### What the task requires
Find every line with the string "title" in it, count them, and reply with that count only.

Extracts from a graphics dataset:
* * *
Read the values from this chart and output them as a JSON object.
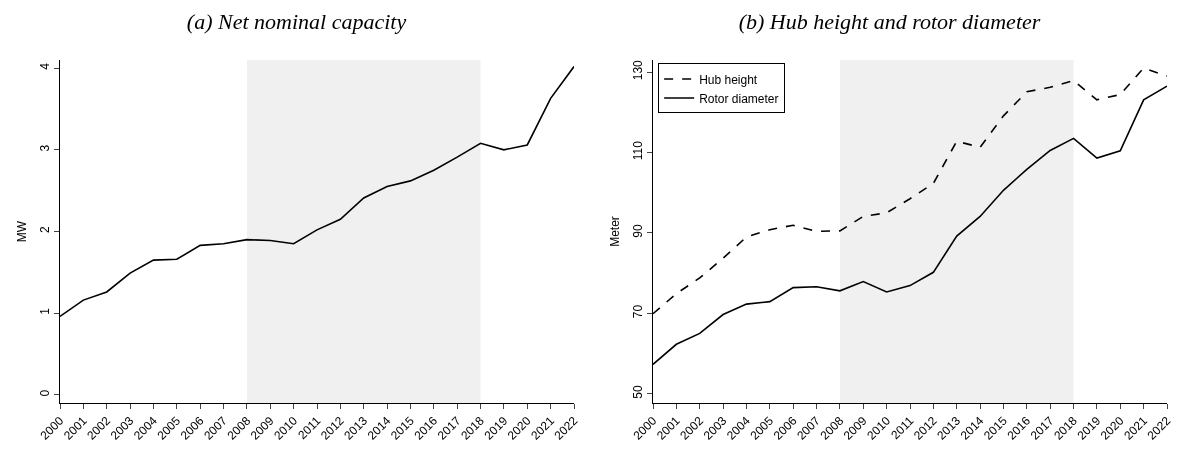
{
  "chart_data": [
    {
      "type": "line",
      "title": "(a) Net nominal capacity",
      "ylabel": "MW",
      "x": [
        2000,
        2001,
        2002,
        2003,
        2004,
        2005,
        2006,
        2007,
        2008,
        2009,
        2010,
        2011,
        2012,
        2013,
        2014,
        2015,
        2016,
        2017,
        2018,
        2019,
        2020,
        2021,
        2022
      ],
      "series": [
        {
          "color": "#000000",
          "line_style": "solid",
          "values": [
            0.96,
            1.16,
            1.26,
            1.49,
            1.65,
            1.66,
            1.83,
            1.85,
            1.9,
            1.89,
            1.85,
            2.02,
            2.15,
            2.41,
            2.55,
            2.62,
            2.75,
            2.91,
            3.08,
            3.0,
            3.06,
            3.63,
            4.02
          ]
        }
      ],
      "xlim": [
        2000,
        2022
      ],
      "xticks": [
        2000,
        2001,
        2002,
        2003,
        2004,
        2005,
        2006,
        2007,
        2008,
        2009,
        2010,
        2011,
        2012,
        2013,
        2014,
        2015,
        2016,
        2017,
        2018,
        2019,
        2020,
        2021,
        2022
      ],
      "ylim": [
        -0.1,
        4.1
      ],
      "yticks": [
        0,
        1,
        2,
        3,
        4
      ],
      "bands": [
        {
          "axis": "x",
          "from": 2008,
          "to": 2018,
          "color": "#f0f0f0"
        }
      ],
      "grid": false,
      "legend": false
    },
    {
      "type": "line",
      "title": "(b) Hub height and rotor diameter",
      "ylabel": "Meter",
      "x": [
        2000,
        2001,
        2002,
        2003,
        2004,
        2005,
        2006,
        2007,
        2008,
        2009,
        2010,
        2011,
        2012,
        2013,
        2014,
        2015,
        2016,
        2017,
        2018,
        2019,
        2020,
        2021,
        2022
      ],
      "series": [
        {
          "name": "Hub height",
          "color": "#000000",
          "line_style": "dashed",
          "values": [
            69.9,
            74.9,
            78.8,
            83.7,
            89.0,
            90.8,
            91.9,
            90.4,
            90.5,
            94.1,
            95.0,
            98.5,
            102.3,
            112.8,
            111.3,
            119.1,
            125.1,
            126.2,
            127.9,
            123.1,
            124.4,
            131.0,
            129.0
          ]
        },
        {
          "name": "Rotor diameter",
          "color": "#000000",
          "line_style": "solid",
          "values": [
            57.3,
            62.3,
            65.0,
            69.7,
            72.3,
            72.9,
            76.4,
            76.6,
            75.6,
            77.9,
            75.3,
            76.9,
            80.2,
            89.2,
            94.1,
            100.6,
            105.8,
            110.5,
            113.5,
            108.6,
            110.4,
            123.1,
            126.5
          ]
        }
      ],
      "xlim": [
        2000,
        2022
      ],
      "xticks": [
        2000,
        2001,
        2002,
        2003,
        2004,
        2005,
        2006,
        2007,
        2008,
        2009,
        2010,
        2011,
        2012,
        2013,
        2014,
        2015,
        2016,
        2017,
        2018,
        2019,
        2020,
        2021,
        2022
      ],
      "ylim": [
        47.7,
        133
      ],
      "yticks": [
        50,
        70,
        90,
        110,
        130
      ],
      "bands": [
        {
          "axis": "x",
          "from": 2008,
          "to": 2018,
          "color": "#f0f0f0"
        }
      ],
      "grid": false,
      "legend": "top left"
    }
  ]
}
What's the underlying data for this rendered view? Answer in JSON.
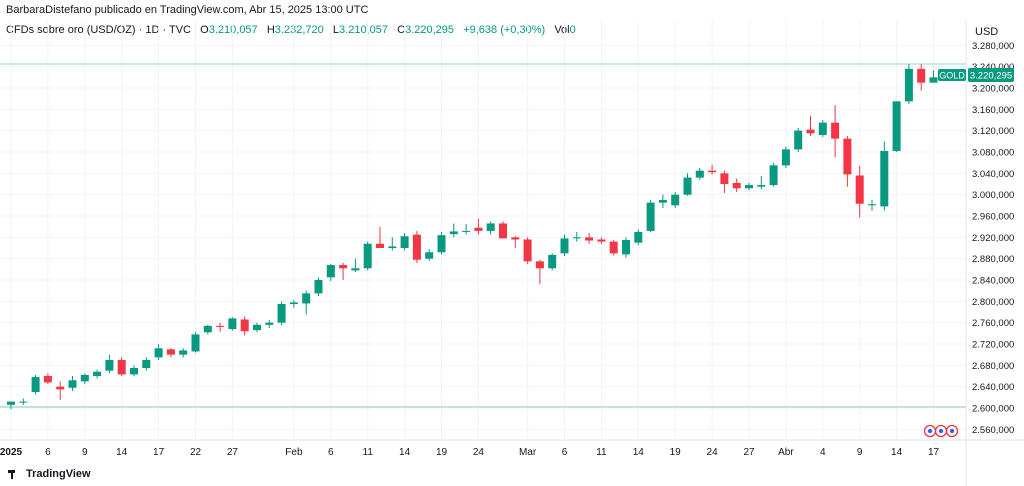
{
  "header": {
    "publisher": "BarbaraDistefano publicado en TradingView.com, Abr 15, 2025 13:00 UTC"
  },
  "legend": {
    "symbol": "CFDs sobre oro (USD/OZ) · 1D · TVC",
    "open_label": "O",
    "open": "3.210,057",
    "high_label": "H",
    "high": "3.232,720",
    "low_label": "L",
    "low": "3.210,057",
    "close_label": "C",
    "close": "3.220,295",
    "change": "+9,638 (+0,30%)",
    "vol_label": "Vol",
    "vol": "0"
  },
  "price_axis": {
    "currency": "USD"
  },
  "last_price": {
    "tag": "GOLD",
    "value": "3.220,295"
  },
  "branding": {
    "logo_text": "TradingView"
  },
  "colors": {
    "up": "#089981",
    "down": "#f23645",
    "grid": "#f0f3fa",
    "level": "#089981"
  },
  "chart_data": {
    "type": "candlestick",
    "title": "CFDs sobre oro (USD/OZ) · 1D · TVC",
    "ylim": [
      2540,
      3290
    ],
    "y_ticks": [
      2560,
      2600,
      2640,
      2680,
      2720,
      2760,
      2800,
      2840,
      2880,
      2920,
      2960,
      3000,
      3040,
      3080,
      3120,
      3160,
      3200,
      3240,
      3280
    ],
    "y_tick_labels": [
      "2.560,000",
      "2.600,000",
      "2.640,000",
      "2.680,000",
      "2.720,000",
      "2.760,000",
      "2.800,000",
      "2.840,000",
      "2.880,000",
      "2.920,000",
      "2.960,000",
      "3.000,000",
      "3.040,000",
      "3.080,000",
      "3.120,000",
      "3.160,000",
      "3.200,000",
      "3.240,000",
      "3.280,000"
    ],
    "x_ticks": [
      {
        "label": "2025",
        "index": 0,
        "bold": true
      },
      {
        "label": "6",
        "index": 3
      },
      {
        "label": "9",
        "index": 6
      },
      {
        "label": "14",
        "index": 9
      },
      {
        "label": "17",
        "index": 12
      },
      {
        "label": "22",
        "index": 15
      },
      {
        "label": "27",
        "index": 18
      },
      {
        "label": "Feb",
        "index": 23
      },
      {
        "label": "6",
        "index": 26
      },
      {
        "label": "11",
        "index": 29
      },
      {
        "label": "14",
        "index": 32
      },
      {
        "label": "19",
        "index": 35
      },
      {
        "label": "24",
        "index": 38
      },
      {
        "label": "Mar",
        "index": 42
      },
      {
        "label": "6",
        "index": 45
      },
      {
        "label": "11",
        "index": 48
      },
      {
        "label": "14",
        "index": 51
      },
      {
        "label": "19",
        "index": 54
      },
      {
        "label": "24",
        "index": 57
      },
      {
        "label": "27",
        "index": 60
      },
      {
        "label": "Abr",
        "index": 63
      },
      {
        "label": "4",
        "index": 66
      },
      {
        "label": "9",
        "index": 69
      },
      {
        "label": "14",
        "index": 72
      },
      {
        "label": "17",
        "index": 75
      }
    ],
    "levels": [
      2602,
      3245
    ],
    "candles": [
      {
        "o": 2606,
        "h": 2612,
        "l": 2598,
        "c": 2612
      },
      {
        "o": 2612,
        "h": 2618,
        "l": 2606,
        "c": 2612
      },
      {
        "o": 2630,
        "h": 2662,
        "l": 2625,
        "c": 2658
      },
      {
        "o": 2660,
        "h": 2665,
        "l": 2645,
        "c": 2648
      },
      {
        "o": 2640,
        "h": 2650,
        "l": 2615,
        "c": 2635
      },
      {
        "o": 2638,
        "h": 2660,
        "l": 2632,
        "c": 2652
      },
      {
        "o": 2650,
        "h": 2665,
        "l": 2645,
        "c": 2662
      },
      {
        "o": 2660,
        "h": 2672,
        "l": 2655,
        "c": 2668
      },
      {
        "o": 2670,
        "h": 2700,
        "l": 2665,
        "c": 2690
      },
      {
        "o": 2690,
        "h": 2695,
        "l": 2660,
        "c": 2663
      },
      {
        "o": 2663,
        "h": 2680,
        "l": 2660,
        "c": 2675
      },
      {
        "o": 2675,
        "h": 2695,
        "l": 2670,
        "c": 2690
      },
      {
        "o": 2695,
        "h": 2720,
        "l": 2690,
        "c": 2712
      },
      {
        "o": 2710,
        "h": 2712,
        "l": 2695,
        "c": 2700
      },
      {
        "o": 2700,
        "h": 2712,
        "l": 2695,
        "c": 2708
      },
      {
        "o": 2706,
        "h": 2742,
        "l": 2704,
        "c": 2738
      },
      {
        "o": 2742,
        "h": 2756,
        "l": 2738,
        "c": 2754
      },
      {
        "o": 2754,
        "h": 2760,
        "l": 2743,
        "c": 2752
      },
      {
        "o": 2748,
        "h": 2770,
        "l": 2745,
        "c": 2768
      },
      {
        "o": 2766,
        "h": 2772,
        "l": 2736,
        "c": 2744
      },
      {
        "o": 2746,
        "h": 2760,
        "l": 2742,
        "c": 2756
      },
      {
        "o": 2756,
        "h": 2765,
        "l": 2750,
        "c": 2760
      },
      {
        "o": 2760,
        "h": 2800,
        "l": 2755,
        "c": 2795
      },
      {
        "o": 2795,
        "h": 2802,
        "l": 2788,
        "c": 2798
      },
      {
        "o": 2796,
        "h": 2820,
        "l": 2775,
        "c": 2815
      },
      {
        "o": 2815,
        "h": 2845,
        "l": 2810,
        "c": 2840
      },
      {
        "o": 2845,
        "h": 2870,
        "l": 2838,
        "c": 2868
      },
      {
        "o": 2868,
        "h": 2872,
        "l": 2840,
        "c": 2862
      },
      {
        "o": 2858,
        "h": 2880,
        "l": 2855,
        "c": 2862
      },
      {
        "o": 2862,
        "h": 2912,
        "l": 2858,
        "c": 2908
      },
      {
        "o": 2908,
        "h": 2940,
        "l": 2900,
        "c": 2900
      },
      {
        "o": 2900,
        "h": 2920,
        "l": 2895,
        "c": 2903
      },
      {
        "o": 2900,
        "h": 2928,
        "l": 2895,
        "c": 2922
      },
      {
        "o": 2925,
        "h": 2932,
        "l": 2872,
        "c": 2878
      },
      {
        "o": 2880,
        "h": 2898,
        "l": 2876,
        "c": 2892
      },
      {
        "o": 2892,
        "h": 2930,
        "l": 2888,
        "c": 2924
      },
      {
        "o": 2926,
        "h": 2946,
        "l": 2920,
        "c": 2931
      },
      {
        "o": 2931,
        "h": 2945,
        "l": 2925,
        "c": 2932
      },
      {
        "o": 2938,
        "h": 2955,
        "l": 2925,
        "c": 2932
      },
      {
        "o": 2932,
        "h": 2950,
        "l": 2925,
        "c": 2946
      },
      {
        "o": 2946,
        "h": 2950,
        "l": 2925,
        "c": 2918
      },
      {
        "o": 2920,
        "h": 2922,
        "l": 2900,
        "c": 2916
      },
      {
        "o": 2916,
        "h": 2920,
        "l": 2870,
        "c": 2875
      },
      {
        "o": 2875,
        "h": 2878,
        "l": 2832,
        "c": 2862
      },
      {
        "o": 2862,
        "h": 2890,
        "l": 2858,
        "c": 2887
      },
      {
        "o": 2890,
        "h": 2925,
        "l": 2885,
        "c": 2918
      },
      {
        "o": 2918,
        "h": 2930,
        "l": 2912,
        "c": 2920
      },
      {
        "o": 2920,
        "h": 2928,
        "l": 2908,
        "c": 2914
      },
      {
        "o": 2916,
        "h": 2920,
        "l": 2908,
        "c": 2912
      },
      {
        "o": 2912,
        "h": 2915,
        "l": 2886,
        "c": 2890
      },
      {
        "o": 2888,
        "h": 2920,
        "l": 2882,
        "c": 2915
      },
      {
        "o": 2910,
        "h": 2935,
        "l": 2905,
        "c": 2930
      },
      {
        "o": 2932,
        "h": 2990,
        "l": 2930,
        "c": 2985
      },
      {
        "o": 2985,
        "h": 3000,
        "l": 2975,
        "c": 2990
      },
      {
        "o": 2980,
        "h": 3005,
        "l": 2975,
        "c": 3000
      },
      {
        "o": 3000,
        "h": 3040,
        "l": 2998,
        "c": 3032
      },
      {
        "o": 3032,
        "h": 3050,
        "l": 3028,
        "c": 3045
      },
      {
        "o": 3045,
        "h": 3056,
        "l": 3038,
        "c": 3042
      },
      {
        "o": 3040,
        "h": 3045,
        "l": 3003,
        "c": 3020
      },
      {
        "o": 3022,
        "h": 3030,
        "l": 3005,
        "c": 3012
      },
      {
        "o": 3012,
        "h": 3022,
        "l": 3008,
        "c": 3018
      },
      {
        "o": 3015,
        "h": 3035,
        "l": 3010,
        "c": 3018
      },
      {
        "o": 3018,
        "h": 3060,
        "l": 3015,
        "c": 3055
      },
      {
        "o": 3055,
        "h": 3090,
        "l": 3050,
        "c": 3085
      },
      {
        "o": 3085,
        "h": 3125,
        "l": 3080,
        "c": 3120
      },
      {
        "o": 3122,
        "h": 3148,
        "l": 3110,
        "c": 3115
      },
      {
        "o": 3112,
        "h": 3140,
        "l": 3108,
        "c": 3135
      },
      {
        "o": 3135,
        "h": 3168,
        "l": 3070,
        "c": 3105
      },
      {
        "o": 3105,
        "h": 3110,
        "l": 3015,
        "c": 3038
      },
      {
        "o": 3036,
        "h": 3054,
        "l": 2957,
        "c": 2983
      },
      {
        "o": 2980,
        "h": 2990,
        "l": 2970,
        "c": 2982
      },
      {
        "o": 2978,
        "h": 3100,
        "l": 2970,
        "c": 3082
      },
      {
        "o": 3082,
        "h": 3175,
        "l": 3080,
        "c": 3175
      },
      {
        "o": 3175,
        "h": 3245,
        "l": 3170,
        "c": 3236
      },
      {
        "o": 3236,
        "h": 3245,
        "l": 3195,
        "c": 3210
      },
      {
        "o": 3210,
        "h": 3233,
        "l": 3210,
        "c": 3220
      }
    ]
  }
}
* * *
### Written response
3